• GIVEN INFORMATION
⁂

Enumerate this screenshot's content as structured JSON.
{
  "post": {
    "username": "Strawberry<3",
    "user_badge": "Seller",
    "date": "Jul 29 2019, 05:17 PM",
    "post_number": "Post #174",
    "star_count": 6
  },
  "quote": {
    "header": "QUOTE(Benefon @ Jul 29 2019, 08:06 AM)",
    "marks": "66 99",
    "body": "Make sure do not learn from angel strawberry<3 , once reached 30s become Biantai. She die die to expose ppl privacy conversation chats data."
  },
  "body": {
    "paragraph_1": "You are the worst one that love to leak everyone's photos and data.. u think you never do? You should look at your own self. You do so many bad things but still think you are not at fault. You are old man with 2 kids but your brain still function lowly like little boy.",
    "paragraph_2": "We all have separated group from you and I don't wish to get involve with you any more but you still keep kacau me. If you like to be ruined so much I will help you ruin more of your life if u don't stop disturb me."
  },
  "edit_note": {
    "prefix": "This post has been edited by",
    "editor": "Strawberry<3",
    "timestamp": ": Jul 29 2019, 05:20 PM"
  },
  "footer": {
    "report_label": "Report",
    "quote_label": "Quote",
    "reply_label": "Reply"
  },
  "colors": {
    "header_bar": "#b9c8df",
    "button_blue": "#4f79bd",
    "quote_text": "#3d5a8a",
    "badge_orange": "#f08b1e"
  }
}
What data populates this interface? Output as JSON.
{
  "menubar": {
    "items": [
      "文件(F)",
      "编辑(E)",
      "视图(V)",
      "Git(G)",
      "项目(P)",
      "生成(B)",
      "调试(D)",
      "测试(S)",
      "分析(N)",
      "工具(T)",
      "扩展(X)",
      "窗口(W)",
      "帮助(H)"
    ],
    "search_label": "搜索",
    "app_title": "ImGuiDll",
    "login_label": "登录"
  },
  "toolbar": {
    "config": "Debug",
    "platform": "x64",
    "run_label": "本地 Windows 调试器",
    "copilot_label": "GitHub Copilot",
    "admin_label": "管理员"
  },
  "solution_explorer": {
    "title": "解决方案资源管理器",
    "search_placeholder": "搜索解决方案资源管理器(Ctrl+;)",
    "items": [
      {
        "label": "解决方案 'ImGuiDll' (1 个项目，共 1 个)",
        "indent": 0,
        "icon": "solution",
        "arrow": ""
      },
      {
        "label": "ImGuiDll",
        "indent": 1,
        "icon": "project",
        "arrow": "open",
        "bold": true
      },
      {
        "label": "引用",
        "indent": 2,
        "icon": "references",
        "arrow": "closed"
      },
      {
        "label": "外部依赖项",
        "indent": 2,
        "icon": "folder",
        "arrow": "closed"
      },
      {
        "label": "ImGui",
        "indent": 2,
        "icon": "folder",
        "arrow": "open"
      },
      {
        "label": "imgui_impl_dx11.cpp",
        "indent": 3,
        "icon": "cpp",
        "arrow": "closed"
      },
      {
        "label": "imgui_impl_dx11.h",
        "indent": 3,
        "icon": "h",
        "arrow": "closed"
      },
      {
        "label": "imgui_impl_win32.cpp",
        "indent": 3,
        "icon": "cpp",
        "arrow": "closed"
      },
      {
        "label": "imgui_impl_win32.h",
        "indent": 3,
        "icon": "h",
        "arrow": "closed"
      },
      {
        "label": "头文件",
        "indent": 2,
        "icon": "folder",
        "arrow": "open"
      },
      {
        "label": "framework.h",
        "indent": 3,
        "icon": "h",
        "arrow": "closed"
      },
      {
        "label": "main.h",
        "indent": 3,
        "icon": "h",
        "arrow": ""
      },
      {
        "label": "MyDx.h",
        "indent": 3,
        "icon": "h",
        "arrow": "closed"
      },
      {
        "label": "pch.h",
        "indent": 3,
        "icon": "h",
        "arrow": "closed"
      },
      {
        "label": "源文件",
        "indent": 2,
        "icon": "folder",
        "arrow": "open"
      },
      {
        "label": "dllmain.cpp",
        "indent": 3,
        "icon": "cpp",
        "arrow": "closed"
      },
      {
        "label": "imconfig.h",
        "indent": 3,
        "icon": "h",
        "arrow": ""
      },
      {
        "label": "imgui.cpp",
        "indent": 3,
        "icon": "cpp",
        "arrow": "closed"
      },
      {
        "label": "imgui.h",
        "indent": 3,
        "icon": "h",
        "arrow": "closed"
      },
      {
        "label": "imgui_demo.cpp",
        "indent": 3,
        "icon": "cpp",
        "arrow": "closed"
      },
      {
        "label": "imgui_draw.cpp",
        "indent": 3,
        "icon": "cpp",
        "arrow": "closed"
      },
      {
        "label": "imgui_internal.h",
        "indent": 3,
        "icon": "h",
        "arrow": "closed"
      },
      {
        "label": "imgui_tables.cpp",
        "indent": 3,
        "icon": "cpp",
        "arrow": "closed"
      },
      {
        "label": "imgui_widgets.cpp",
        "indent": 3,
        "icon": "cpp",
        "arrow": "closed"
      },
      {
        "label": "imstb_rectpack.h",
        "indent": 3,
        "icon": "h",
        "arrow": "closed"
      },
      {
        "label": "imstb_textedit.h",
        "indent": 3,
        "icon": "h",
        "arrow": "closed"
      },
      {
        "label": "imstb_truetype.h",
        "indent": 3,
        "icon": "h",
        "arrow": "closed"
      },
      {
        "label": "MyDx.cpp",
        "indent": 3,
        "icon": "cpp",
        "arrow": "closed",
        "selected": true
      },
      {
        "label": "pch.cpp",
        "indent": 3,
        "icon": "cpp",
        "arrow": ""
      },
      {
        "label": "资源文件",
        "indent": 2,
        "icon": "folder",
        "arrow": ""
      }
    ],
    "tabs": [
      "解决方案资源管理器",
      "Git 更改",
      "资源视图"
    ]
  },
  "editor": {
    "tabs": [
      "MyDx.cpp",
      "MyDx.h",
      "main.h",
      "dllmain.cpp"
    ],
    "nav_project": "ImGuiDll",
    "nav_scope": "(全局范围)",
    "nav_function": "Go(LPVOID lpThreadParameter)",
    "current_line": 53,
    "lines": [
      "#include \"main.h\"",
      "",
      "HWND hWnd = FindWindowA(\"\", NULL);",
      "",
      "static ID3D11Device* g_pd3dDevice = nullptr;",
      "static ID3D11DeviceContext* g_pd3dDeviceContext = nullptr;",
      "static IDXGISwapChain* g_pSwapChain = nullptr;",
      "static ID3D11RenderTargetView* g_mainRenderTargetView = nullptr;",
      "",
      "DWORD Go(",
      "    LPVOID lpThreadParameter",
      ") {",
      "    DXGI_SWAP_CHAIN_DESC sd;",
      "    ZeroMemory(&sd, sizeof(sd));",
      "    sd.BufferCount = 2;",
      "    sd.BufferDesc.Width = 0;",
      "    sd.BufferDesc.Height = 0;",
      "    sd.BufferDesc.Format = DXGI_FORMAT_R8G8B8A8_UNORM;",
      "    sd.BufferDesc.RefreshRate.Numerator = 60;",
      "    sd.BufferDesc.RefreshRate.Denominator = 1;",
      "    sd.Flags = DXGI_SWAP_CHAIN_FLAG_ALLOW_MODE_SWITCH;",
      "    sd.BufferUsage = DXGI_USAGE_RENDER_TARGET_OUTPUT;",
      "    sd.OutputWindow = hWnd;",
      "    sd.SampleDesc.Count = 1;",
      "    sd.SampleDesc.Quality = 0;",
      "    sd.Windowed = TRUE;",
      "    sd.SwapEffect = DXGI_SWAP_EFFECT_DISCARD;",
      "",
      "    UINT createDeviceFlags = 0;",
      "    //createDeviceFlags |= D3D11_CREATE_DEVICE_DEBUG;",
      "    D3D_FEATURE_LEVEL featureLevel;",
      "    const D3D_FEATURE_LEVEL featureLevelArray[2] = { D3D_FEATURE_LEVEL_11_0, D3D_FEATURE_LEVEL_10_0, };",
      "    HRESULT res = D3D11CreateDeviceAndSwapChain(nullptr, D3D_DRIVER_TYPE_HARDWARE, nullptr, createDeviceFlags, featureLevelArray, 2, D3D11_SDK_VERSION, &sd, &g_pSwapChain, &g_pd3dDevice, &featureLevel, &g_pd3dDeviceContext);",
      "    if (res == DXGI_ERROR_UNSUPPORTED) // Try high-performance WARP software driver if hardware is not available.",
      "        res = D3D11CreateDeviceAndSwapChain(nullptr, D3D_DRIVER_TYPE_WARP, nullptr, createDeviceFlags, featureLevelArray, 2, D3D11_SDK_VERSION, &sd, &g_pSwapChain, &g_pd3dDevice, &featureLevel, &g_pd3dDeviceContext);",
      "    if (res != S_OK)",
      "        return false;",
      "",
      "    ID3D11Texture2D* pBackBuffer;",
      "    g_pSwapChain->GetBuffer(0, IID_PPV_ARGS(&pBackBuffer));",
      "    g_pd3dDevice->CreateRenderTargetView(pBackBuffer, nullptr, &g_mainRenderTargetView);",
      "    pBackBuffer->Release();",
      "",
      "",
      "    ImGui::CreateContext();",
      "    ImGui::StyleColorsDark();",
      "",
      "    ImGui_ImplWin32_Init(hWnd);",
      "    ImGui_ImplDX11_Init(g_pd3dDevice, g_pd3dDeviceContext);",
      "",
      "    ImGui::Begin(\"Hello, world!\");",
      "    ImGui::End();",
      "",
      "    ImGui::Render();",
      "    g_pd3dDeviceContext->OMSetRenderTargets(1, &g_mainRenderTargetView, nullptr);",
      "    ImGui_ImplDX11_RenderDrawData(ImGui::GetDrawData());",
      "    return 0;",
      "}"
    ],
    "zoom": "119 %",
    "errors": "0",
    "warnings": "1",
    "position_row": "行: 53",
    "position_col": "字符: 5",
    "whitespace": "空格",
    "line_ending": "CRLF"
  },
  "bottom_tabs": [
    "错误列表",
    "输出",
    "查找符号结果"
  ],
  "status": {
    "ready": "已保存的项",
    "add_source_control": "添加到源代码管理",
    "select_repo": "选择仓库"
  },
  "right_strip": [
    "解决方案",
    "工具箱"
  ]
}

⁂

• AIM OF THE TASK
Filter the entries and copy out every line with the word "SampleDesc".

• SOLVED PROBLEM
      "    sd.SampleDesc.Count = 1;",
      "    sd.SampleDesc.Quality = 0;",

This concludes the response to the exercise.